(Dataset items)
▬▬▬
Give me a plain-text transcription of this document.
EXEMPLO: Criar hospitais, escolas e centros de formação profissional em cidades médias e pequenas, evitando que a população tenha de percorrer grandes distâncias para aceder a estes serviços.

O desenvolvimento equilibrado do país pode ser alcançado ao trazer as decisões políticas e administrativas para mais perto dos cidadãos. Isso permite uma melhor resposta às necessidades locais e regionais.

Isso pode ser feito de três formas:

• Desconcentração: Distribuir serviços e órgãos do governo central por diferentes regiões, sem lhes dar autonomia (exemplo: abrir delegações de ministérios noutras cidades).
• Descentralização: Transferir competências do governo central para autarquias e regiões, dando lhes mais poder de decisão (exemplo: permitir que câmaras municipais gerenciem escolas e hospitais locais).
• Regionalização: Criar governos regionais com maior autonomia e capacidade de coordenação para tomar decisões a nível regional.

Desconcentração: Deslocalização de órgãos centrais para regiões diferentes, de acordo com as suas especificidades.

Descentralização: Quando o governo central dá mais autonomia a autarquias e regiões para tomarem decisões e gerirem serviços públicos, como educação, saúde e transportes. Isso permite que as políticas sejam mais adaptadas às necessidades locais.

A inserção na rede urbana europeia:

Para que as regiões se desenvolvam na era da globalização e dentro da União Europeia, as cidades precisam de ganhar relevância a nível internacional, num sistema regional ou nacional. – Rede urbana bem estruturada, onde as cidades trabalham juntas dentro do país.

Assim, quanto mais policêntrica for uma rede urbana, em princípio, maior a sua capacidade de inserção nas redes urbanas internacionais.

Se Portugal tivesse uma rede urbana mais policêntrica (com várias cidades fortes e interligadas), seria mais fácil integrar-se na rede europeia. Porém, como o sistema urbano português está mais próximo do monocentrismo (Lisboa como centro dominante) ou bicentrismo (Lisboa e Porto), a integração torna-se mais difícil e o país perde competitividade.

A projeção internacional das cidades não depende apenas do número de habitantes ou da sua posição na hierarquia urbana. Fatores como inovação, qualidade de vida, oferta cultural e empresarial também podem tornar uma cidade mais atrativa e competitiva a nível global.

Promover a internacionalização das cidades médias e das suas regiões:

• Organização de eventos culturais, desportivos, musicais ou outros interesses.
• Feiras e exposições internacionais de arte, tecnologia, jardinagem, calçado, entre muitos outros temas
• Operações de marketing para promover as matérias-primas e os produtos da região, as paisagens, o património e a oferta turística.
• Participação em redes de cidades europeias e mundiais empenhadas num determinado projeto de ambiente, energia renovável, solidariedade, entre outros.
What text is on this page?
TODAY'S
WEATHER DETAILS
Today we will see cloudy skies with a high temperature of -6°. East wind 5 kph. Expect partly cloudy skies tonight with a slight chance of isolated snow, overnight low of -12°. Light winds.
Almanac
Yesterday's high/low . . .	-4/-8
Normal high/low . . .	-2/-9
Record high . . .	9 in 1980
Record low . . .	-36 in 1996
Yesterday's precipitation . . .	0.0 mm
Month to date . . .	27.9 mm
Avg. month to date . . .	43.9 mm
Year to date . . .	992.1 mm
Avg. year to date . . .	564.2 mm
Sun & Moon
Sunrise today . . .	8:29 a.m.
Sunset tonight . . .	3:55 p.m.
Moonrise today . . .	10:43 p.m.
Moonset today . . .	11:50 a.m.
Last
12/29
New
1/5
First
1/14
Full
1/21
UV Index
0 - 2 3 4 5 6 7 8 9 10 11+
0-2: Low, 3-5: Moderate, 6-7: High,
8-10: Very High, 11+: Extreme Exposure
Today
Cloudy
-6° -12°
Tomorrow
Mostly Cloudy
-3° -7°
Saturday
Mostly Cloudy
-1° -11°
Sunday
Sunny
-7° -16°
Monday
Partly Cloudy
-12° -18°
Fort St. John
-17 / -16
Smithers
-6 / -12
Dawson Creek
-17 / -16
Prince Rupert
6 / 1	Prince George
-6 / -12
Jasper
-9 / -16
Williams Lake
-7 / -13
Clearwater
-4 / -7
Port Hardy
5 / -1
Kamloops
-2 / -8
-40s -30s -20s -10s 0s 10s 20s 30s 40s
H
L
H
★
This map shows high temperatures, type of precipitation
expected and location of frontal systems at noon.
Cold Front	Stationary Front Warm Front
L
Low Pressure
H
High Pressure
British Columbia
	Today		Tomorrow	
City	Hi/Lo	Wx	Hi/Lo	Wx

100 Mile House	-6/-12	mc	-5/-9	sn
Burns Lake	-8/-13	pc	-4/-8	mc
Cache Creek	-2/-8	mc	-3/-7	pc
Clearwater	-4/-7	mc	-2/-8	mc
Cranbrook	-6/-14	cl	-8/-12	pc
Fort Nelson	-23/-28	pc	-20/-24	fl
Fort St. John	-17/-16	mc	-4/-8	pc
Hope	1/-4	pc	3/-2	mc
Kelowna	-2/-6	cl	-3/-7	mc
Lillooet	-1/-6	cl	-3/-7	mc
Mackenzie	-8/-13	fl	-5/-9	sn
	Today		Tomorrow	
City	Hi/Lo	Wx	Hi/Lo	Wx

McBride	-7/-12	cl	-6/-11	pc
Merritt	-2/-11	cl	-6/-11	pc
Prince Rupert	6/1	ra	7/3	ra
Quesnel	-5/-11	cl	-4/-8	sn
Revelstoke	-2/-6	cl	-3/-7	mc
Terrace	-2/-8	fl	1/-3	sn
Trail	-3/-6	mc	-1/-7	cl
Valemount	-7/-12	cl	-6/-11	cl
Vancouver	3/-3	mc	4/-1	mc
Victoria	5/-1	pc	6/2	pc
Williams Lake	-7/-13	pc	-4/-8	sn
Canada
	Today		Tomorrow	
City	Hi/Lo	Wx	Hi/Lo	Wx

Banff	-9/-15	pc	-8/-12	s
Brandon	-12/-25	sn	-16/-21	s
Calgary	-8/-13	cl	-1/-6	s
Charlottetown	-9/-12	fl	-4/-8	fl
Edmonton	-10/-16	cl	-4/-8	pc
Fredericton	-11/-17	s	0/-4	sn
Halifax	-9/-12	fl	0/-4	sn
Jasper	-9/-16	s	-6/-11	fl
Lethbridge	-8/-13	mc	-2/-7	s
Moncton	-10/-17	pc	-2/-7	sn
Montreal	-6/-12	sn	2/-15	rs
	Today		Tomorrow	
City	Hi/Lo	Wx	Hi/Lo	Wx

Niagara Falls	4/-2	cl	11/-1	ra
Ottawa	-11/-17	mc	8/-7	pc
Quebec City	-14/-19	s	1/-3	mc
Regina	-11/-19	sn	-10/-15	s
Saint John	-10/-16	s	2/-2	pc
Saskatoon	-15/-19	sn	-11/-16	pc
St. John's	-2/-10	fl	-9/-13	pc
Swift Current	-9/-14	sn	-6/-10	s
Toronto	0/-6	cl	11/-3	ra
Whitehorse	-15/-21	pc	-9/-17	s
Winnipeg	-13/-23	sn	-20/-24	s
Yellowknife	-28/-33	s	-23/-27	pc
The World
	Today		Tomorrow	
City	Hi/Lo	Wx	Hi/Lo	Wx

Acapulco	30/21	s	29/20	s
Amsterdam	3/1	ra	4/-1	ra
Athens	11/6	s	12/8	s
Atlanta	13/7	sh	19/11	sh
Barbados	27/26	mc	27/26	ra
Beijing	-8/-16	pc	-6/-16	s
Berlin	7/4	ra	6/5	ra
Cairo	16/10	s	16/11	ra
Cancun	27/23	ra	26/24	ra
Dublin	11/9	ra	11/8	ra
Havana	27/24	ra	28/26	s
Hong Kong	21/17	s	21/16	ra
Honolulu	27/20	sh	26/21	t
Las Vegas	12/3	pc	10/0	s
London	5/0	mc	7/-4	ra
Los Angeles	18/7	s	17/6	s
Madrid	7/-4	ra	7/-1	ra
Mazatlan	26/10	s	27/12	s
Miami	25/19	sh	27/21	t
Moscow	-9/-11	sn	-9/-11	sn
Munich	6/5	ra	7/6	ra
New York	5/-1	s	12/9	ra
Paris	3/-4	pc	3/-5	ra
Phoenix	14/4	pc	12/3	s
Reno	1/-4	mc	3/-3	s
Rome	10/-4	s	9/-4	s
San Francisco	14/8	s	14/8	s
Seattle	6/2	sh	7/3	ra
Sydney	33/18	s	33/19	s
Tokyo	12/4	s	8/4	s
▬▬▬
- [STATED GOAL]:
Tally the lines of the data that hold the string "John". Answer with the number and nothing more.

- [SOLUTION TO THE EXERCISE]:
4